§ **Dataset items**

────────────────

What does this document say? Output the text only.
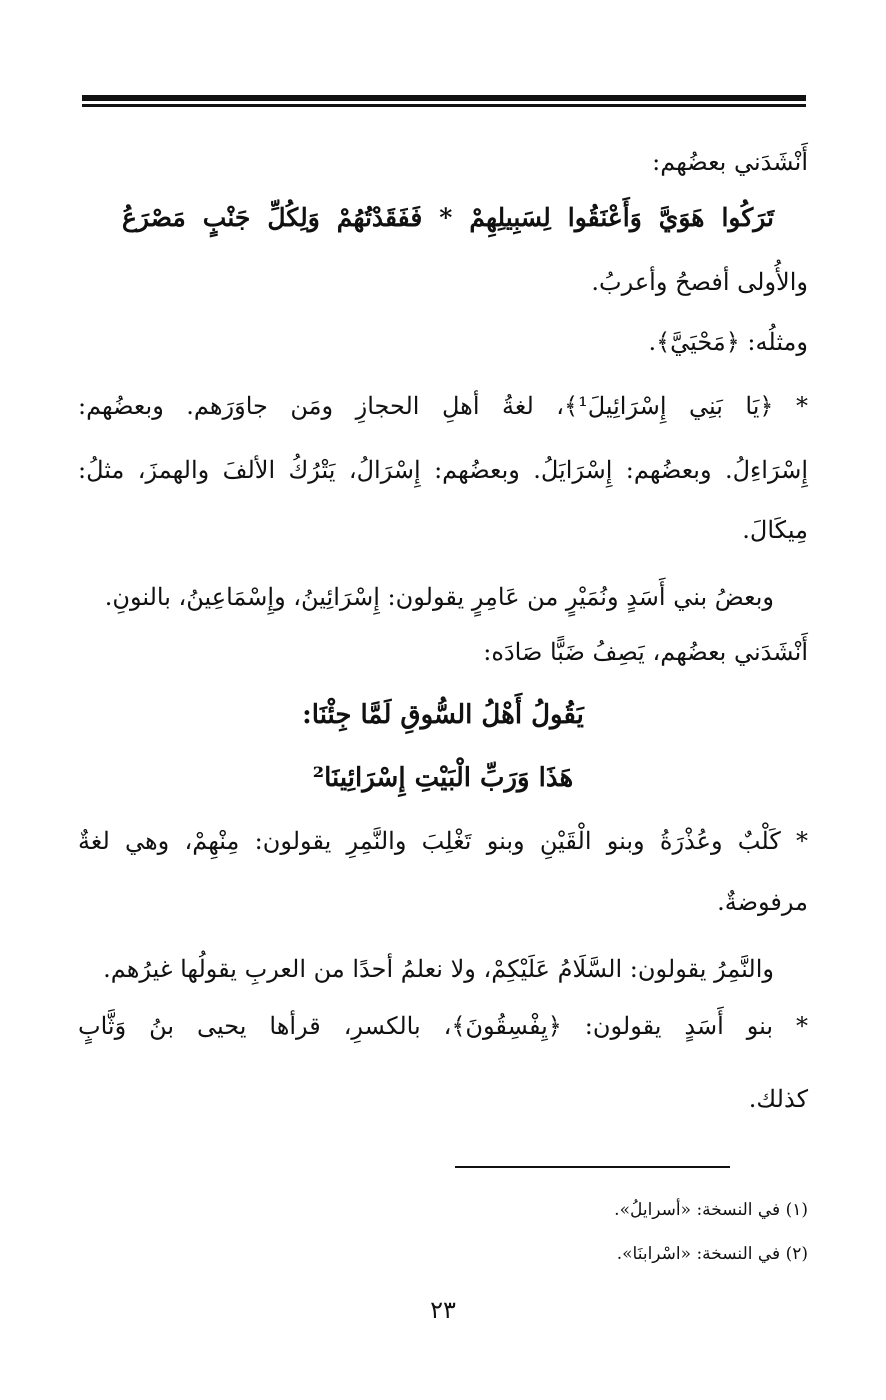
أَنْشَدَني بعضُهم:
تَرَكُوا هَوَيَّ وَأَعْنَقُوا لِسَبِيلِهِمْ * فَفَقَدْتُهُمْ وَلِكُلِّ جَنْبٍ مَصْرَعُ
والأُولى أفصحُ وأعربُ.
ومثلُه: ﴿مَحْيَيَّ﴾.
* ﴿يَا بَنِي إِسْرَائِيلَ¹﴾، لغةُ أهلِ الحجازِ ومَن جاوَرَهم. وبعضُهم:
إِسْرَاءِلُ. وبعضُهم: إِسْرَايَلُ. وبعضُهم: إِسْرَالُ، يَتْرُكُ الألفَ والهمزَ، مثلُ:
مِيكَالَ.
وبعضُ بني أَسَدٍ ونُمَيْرٍ من عَامِرٍ يقولون: إِسْرَائِينُ، وإِسْمَاعِينُ، بالنونِ.
أَنْشَدَني بعضُهم، يَصِفُ ضَبًّا صَادَه:
يَقُولُ أَهْلُ السُّوقِ لَمَّا جِئْنَا:
هَذَا وَرَبِّ الْبَيْتِ إِسْرَائِينَا²
* كَلْبٌ وعُذْرَةُ وبنو الْقَيْنِ وبنو تَغْلِبَ والنَّمِرِ يقولون: مِنْهِمْ، وهي لغةٌ
مرفوضةٌ.
والنَّمِرُ يقولون: السَّلَامُ عَلَيْكِمْ، ولا نعلمُ أحدًا من العربِ يقولُها غيرُهم.
* بنو أَسَدٍ يقولون: ﴿يِفْسِقُونَ﴾، بالكسرِ، قرأها يحيى بنُ وَثَّابٍ
كذلك.
(١) في النسخة: «أسرايلُ».
(٢) في النسخة: «اسْرابنَا».
٢٣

────────────────

§ **Objective**
Output the full set of records above without changing a word, and drop the images.

§ **Answer to this problem**
What does this document say? Output the text only.
أَنْشَدَني بعضُهم:
تَرَكُوا هَوَيَّ وَأَعْنَقُوا لِسَبِيلِهِمْ * فَفَقَدْتُهُمْ وَلِكُلِّ جَنْبٍ مَصْرَعُ
والأُولى أفصحُ وأعربُ.
ومثلُه: ﴿مَحْيَيَّ﴾.
* ﴿يَا بَنِي إِسْرَائِيلَ¹﴾، لغةُ أهلِ الحجازِ ومَن جاوَرَهم. وبعضُهم:
إِسْرَاءِلُ. وبعضُهم: إِسْرَايَلُ. وبعضُهم: إِسْرَالُ، يَتْرُكُ الألفَ والهمزَ، مثلُ:
مِيكَالَ.
وبعضُ بني أَسَدٍ ونُمَيْرٍ من عَامِرٍ يقولون: إِسْرَائِينُ، وإِسْمَاعِينُ، بالنونِ.
أَنْشَدَني بعضُهم، يَصِفُ ضَبًّا صَادَه:
يَقُولُ أَهْلُ السُّوقِ لَمَّا جِئْنَا:
هَذَا وَرَبِّ الْبَيْتِ إِسْرَائِينَا²
* كَلْبٌ وعُذْرَةُ وبنو الْقَيْنِ وبنو تَغْلِبَ والنَّمِرِ يقولون: مِنْهِمْ، وهي لغةٌ
مرفوضةٌ.
والنَّمِرُ يقولون: السَّلَامُ عَلَيْكِمْ، ولا نعلمُ أحدًا من العربِ يقولُها غيرُهم.
* بنو أَسَدٍ يقولون: ﴿يِفْسِقُونَ﴾، بالكسرِ، قرأها يحيى بنُ وَثَّابٍ
كذلك.
(١) في النسخة: «أسرايلُ».
(٢) في النسخة: «اسْرابنَا».
٢٣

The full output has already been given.